--- BEGIN PROVIDED MATERIAL ---
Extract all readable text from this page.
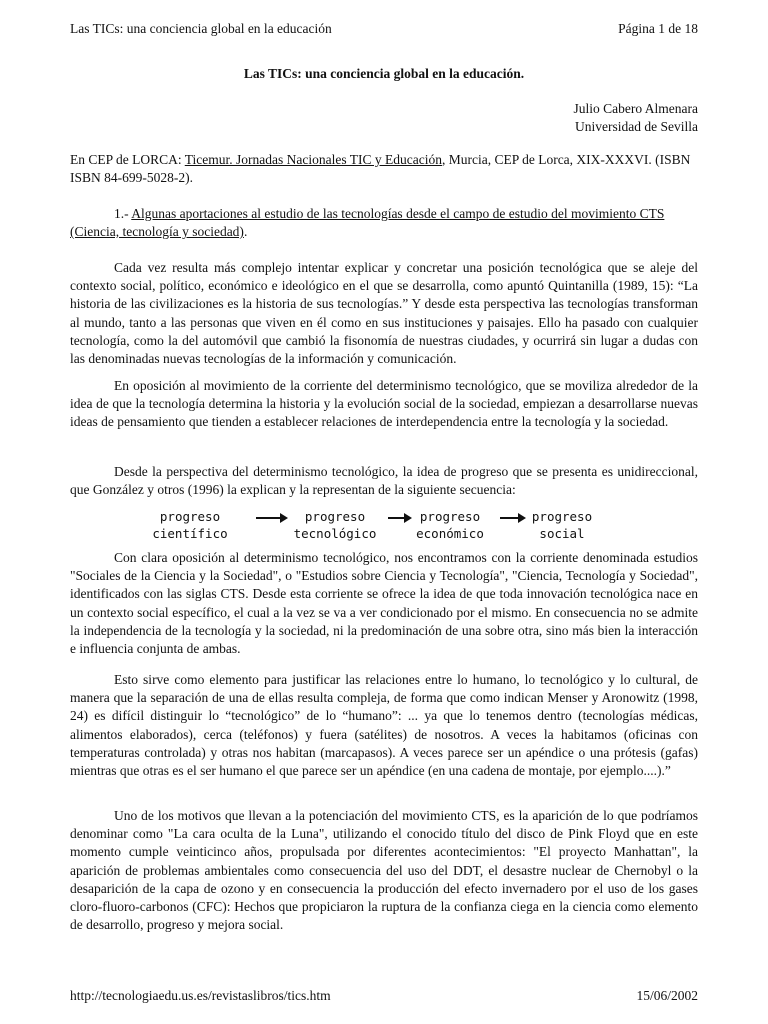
Las TICs: una conciencia global en la educación	Página 1 de 18
Las TICs: una conciencia global en la educación.
Julio Cabero Almenara
Universidad de Sevilla
En CEP de LORCA: Ticemur. Jornadas Nacionales TIC y Educación, Murcia, CEP de Lorca, XIX-XXXVI. (ISBN ISBN 84-699-5028-2).
1.- Algunas aportaciones al estudio de las tecnologías desde el campo de estudio del movimiento CTS (Ciencia, tecnología y sociedad).

Cada vez resulta más complejo intentar explicar y concretar una posición tecnológica que se aleje del contexto social, político, económico e ideológico en el que se desarrolla, como apuntó Quintanilla (1989, 15): “La historia de las civilizaciones es la historia de sus tecnologías.” Y desde esta perspectiva las tecnologías transforman al mundo, tanto a las personas que viven en él como en sus instituciones y paisajes. Ello ha pasado con cualquier tecnología, como la del automóvil que cambió la fisonomía de nuestras ciudades, y ocurrirá sin lugar a dudas con las denominadas nuevas tecnologías de la información y comunicación.

En oposición al movimiento de la corriente del determinismo tecnológico, que se moviliza alrededor de la idea de que la tecnología determina la historia y la evolución social de la sociedad, empiezan a desarrollarse nuevas ideas de pensamiento que tienden a establecer relaciones de interdependencia entre la tecnología y la sociedad.

Desde la perspectiva del determinismo tecnológico, la idea de progreso que se presenta es unidireccional, que González y otros (1996) la explican y la representan de la siguiente secuencia:

progreso
científico
progreso
tecnológico
progreso
económico
progreso
social

Con clara oposición al determinismo tecnológico, nos encontramos con la corriente denominada estudios "Sociales de la Ciencia y la Sociedad", o "Estudios sobre Ciencia y Tecnología", "Ciencia, Tecnología y Sociedad", identificados con las siglas CTS. Desde esta corriente se ofrece la idea de que toda innovación tecnológica nace en un contexto social específico, el cual a la vez se va a ver condicionado por el mismo. En consecuencia no se admite la independencia de la tecnología y la sociedad, ni la predominación de una sobre otra, sino más bien la interacción e influencia conjunta de ambas.

Esto sirve como elemento para justificar las relaciones entre lo humano, lo tecnológico y lo cultural, de manera que la separación de una de ellas resulta compleja, de forma que como indican Menser y Aronowitz (1998, 24) es difícil distinguir lo “tecnológico” de lo “humano”: ... ya que lo tenemos dentro (tecnologías médicas, alimentos elaborados), cerca (teléfonos) y fuera (satélites) de nosotros. A veces la habitamos (oficinas con temperaturas controlada) y otras nos habitan (marcapasos). A veces parece ser un apéndice o una prótesis (gafas) mientras que otras es el ser humano el que parece ser un apéndice (en una cadena de montaje, por ejemplo....).”

Uno de los motivos que llevan a la potenciación del movimiento CTS, es la aparición de lo que podríamos denominar como "La cara oculta de la Luna", utilizando el conocido título del disco de Pink Floyd que en este momento cumple veinticinco años, propulsada por diferentes acontecimientos: "El proyecto Manhattan", la aparición de problemas ambientales como consecuencia del uso del DDT, el desastre nuclear de Chernobyl o la desaparición de la capa de ozono y en consecuencia la producción del efecto invernadero por el uso de los gases cloro-fluoro-carbonos (CFC): Hechos que propiciaron la ruptura de la confianza ciega en la ciencia como elemento de desarrollo, progreso y mejora social.

http://tecnologiaedu.us.es/revistaslibros/tics.htm	15/06/2002
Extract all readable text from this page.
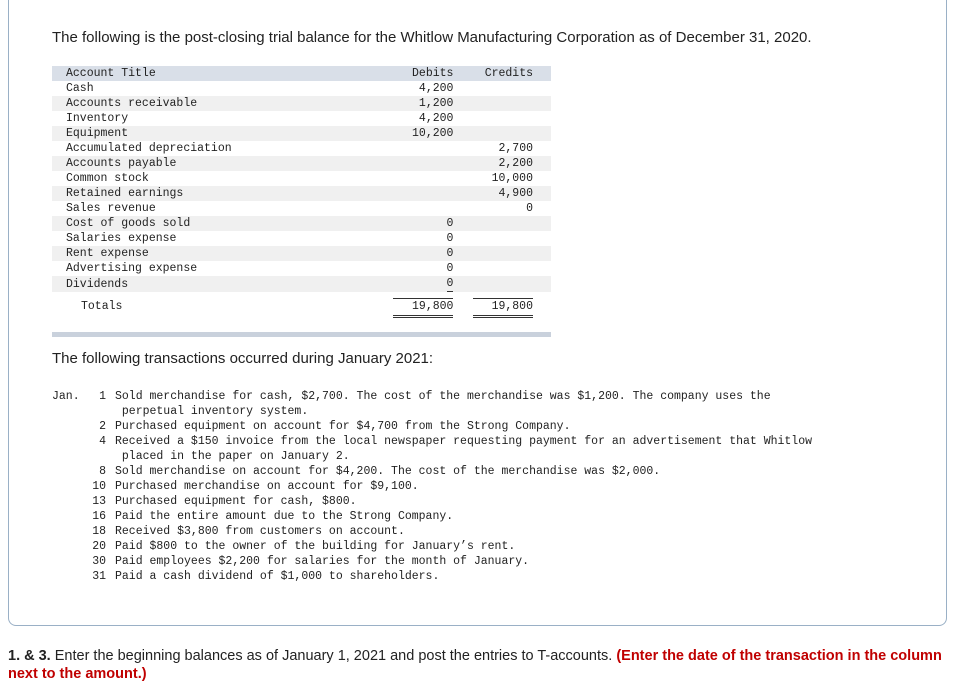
The following is the post-closing trial balance for the Whitlow Manufacturing Corporation as of December 31, 2020.
Account Title	Debits	Credits
Cash	4,200	
Accounts receivable	1,200	
Inventory	4,200	
Equipment	10,200	
Accumulated depreciation		2,700
Accounts payable		2,200
Common stock		10,000
Retained earnings		4,900
Sales revenue		0
Cost of goods sold	0	
Salaries expense	0	
Rent expense	0	
Advertising expense	0	
Dividends	0	
Totals	19,800	19,800

The following transactions occurred during January 2021:
Jan.	1 Sold merchandise for cash, $2,700. The cost of the merchandise was $1,200. The company uses the
perpetual inventory system.
2 Purchased equipment on account for $4,700 from the Strong Company.
4 Received a $150 invoice from the local newspaper requesting payment for an advertisement that Whitlow
placed in the paper on January 2.
8 Sold merchandise on account for $4,200. The cost of the merchandise was $2,000.
10 Purchased merchandise on account for $9,100.
13 Purchased equipment for cash, $800.
16 Paid the entire amount due to the Strong Company.
18 Received $3,800 from customers on account.
20 Paid $800 to the owner of the building for January’s rent.
30 Paid employees $2,200 for salaries for the month of January.
31 Paid a cash dividend of $1,000 to shareholders.
1. & 3. Enter the beginning balances as of January 1, 2021 and post the entries to T-accounts. (Enter the date of the transaction in the column next to the amount.)
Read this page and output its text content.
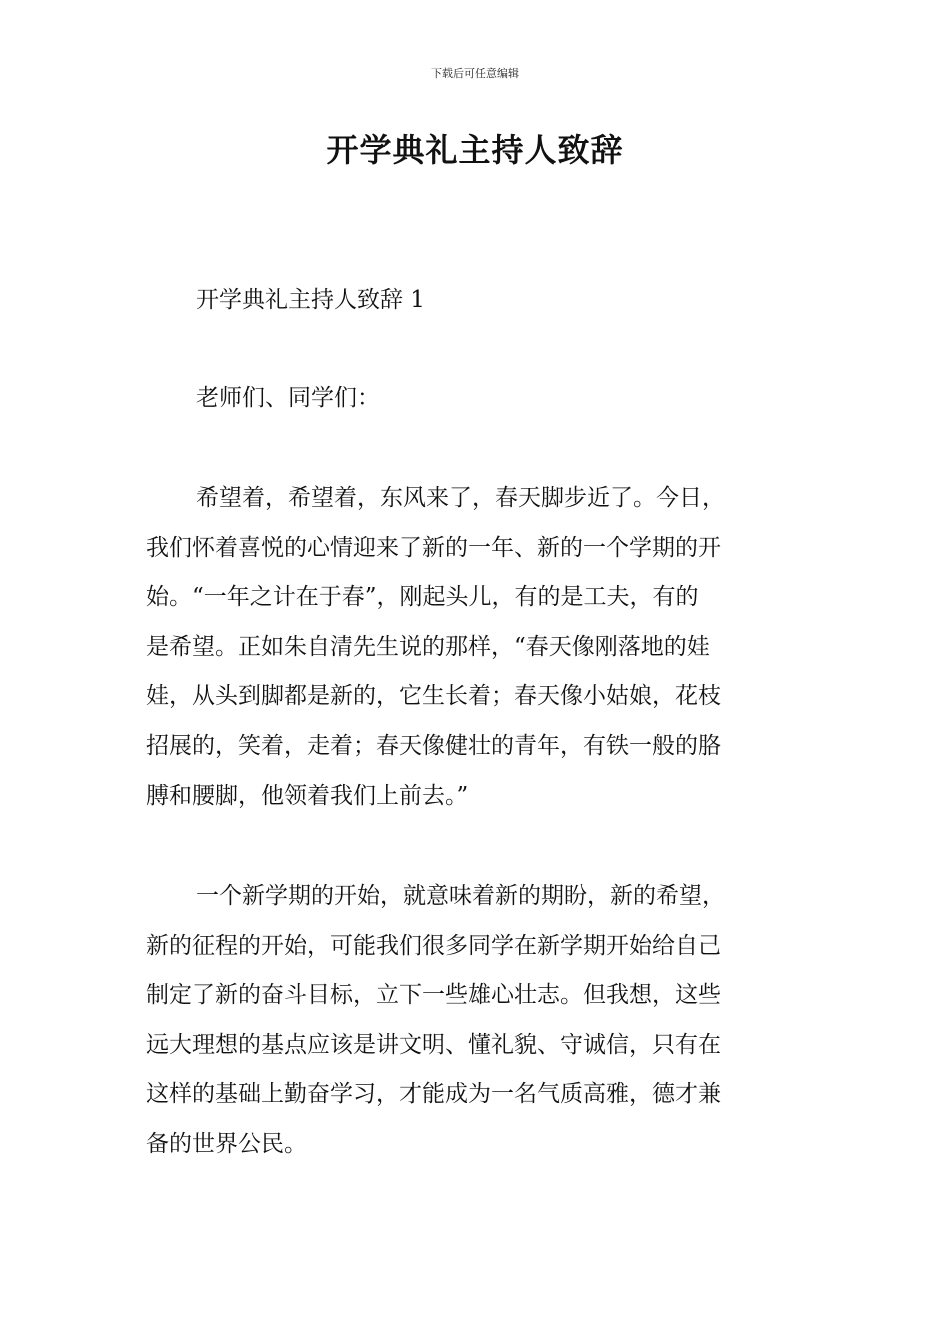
下载后可任意编辑
开学典礼主持人致辞
开学典礼主持人致辞 1

老师们、同学们：

希望着，希望着，东风来了，春天脚步近了。今日，
我们怀着喜悦的心情迎来了新的一年、新的一个学期的开
始。“一年之计在于春”，刚起头儿，有的是工夫，有的
是希望。正如朱自清先生说的那样，“春天像刚落地的娃
娃，从头到脚都是新的，它生长着；春天像小姑娘，花枝
招展的，笑着，走着；春天像健壮的青年，有铁一般的胳
膊和腰脚，他领着我们上前去。”
一个新学期的开始，就意味着新的期盼，新的希望，
新的征程的开始，可能我们很多同学在新学期开始给自己
制定了新的奋斗目标，立下一些雄心壮志。但我想，这些
远大理想的基点应该是讲文明、懂礼貌、守诚信，只有在
这样的基础上勤奋学习，才能成为一名气质高雅，德才兼
备的世界公民。
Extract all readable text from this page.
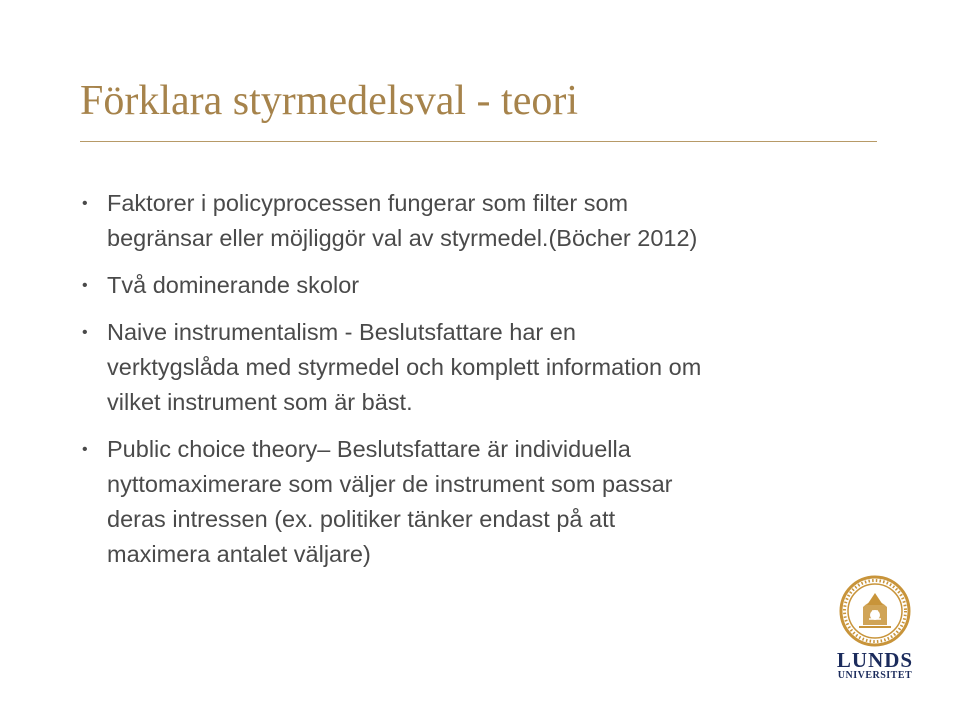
Förklara styrmedelsval - teori
• Faktorer i policyprocessen fungerar som filter som
begränsar eller möjliggör val av styrmedel.(Böcher 2012)
• Två dominerande skolor
• Naive instrumentalism - Beslutsfattare har en
verktygslåda med styrmedel och komplett information om
vilket instrument som är bäst.
• Public choice theory– Beslutsfattare är individuella
nyttomaximerare som väljer de instrument som passar
deras intressen (ex. politiker tänker endast på att
maximera antalet väljare)
LUNDS
UNIVERSITET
--- END PROVIDED MATERIAL ---
CHALLENGE >>
List all lines from the entries that include the word "Purchased".

FINISHED ANSWER >>
2 Purchased equipment on account for $4,700 from the Strong Company.
10 Purchased merchandise on account for $9,100.
13 Purchased equipment for cash, $800.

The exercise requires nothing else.